WHAT YOU ARE ASKED TO DO: Look through the data for the string "Republicans". Copy every line where it is found.

-------- INPUT ROWS

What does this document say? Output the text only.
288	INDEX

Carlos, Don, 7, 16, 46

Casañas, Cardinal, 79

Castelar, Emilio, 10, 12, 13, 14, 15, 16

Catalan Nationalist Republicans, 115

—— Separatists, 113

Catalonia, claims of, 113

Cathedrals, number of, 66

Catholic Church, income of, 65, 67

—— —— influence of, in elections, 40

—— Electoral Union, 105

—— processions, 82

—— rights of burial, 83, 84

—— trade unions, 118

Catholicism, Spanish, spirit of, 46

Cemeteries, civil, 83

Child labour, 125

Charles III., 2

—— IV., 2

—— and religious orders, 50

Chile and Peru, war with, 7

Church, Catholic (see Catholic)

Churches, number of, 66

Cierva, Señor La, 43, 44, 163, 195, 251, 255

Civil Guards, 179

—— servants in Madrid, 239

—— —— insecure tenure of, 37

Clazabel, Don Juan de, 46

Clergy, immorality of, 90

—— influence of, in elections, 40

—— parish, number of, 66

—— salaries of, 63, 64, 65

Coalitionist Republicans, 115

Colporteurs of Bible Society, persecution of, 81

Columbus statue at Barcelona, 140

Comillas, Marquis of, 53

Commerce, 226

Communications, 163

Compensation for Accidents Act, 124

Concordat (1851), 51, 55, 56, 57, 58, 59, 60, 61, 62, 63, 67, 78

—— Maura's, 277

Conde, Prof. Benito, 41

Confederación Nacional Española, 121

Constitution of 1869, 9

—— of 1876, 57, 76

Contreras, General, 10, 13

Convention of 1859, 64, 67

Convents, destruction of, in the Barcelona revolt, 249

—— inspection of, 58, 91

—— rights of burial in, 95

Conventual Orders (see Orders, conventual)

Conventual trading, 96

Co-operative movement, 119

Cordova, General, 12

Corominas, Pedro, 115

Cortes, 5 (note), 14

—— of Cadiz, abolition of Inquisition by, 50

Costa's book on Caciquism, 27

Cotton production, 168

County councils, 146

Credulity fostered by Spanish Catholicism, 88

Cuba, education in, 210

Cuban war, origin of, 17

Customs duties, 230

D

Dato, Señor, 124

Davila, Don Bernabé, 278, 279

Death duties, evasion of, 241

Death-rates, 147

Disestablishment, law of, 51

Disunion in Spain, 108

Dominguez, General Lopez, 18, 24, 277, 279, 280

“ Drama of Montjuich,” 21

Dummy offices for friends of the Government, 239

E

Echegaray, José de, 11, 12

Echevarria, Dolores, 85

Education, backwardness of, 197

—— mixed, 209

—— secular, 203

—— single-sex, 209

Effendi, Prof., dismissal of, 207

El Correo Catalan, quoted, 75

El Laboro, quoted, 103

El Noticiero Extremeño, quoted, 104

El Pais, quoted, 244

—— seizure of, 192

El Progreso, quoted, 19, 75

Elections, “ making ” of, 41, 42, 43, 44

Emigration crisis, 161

----------------

RESPONSE:
Catalan Nationalist Republicans, 115
Coalitionist Republicans, 115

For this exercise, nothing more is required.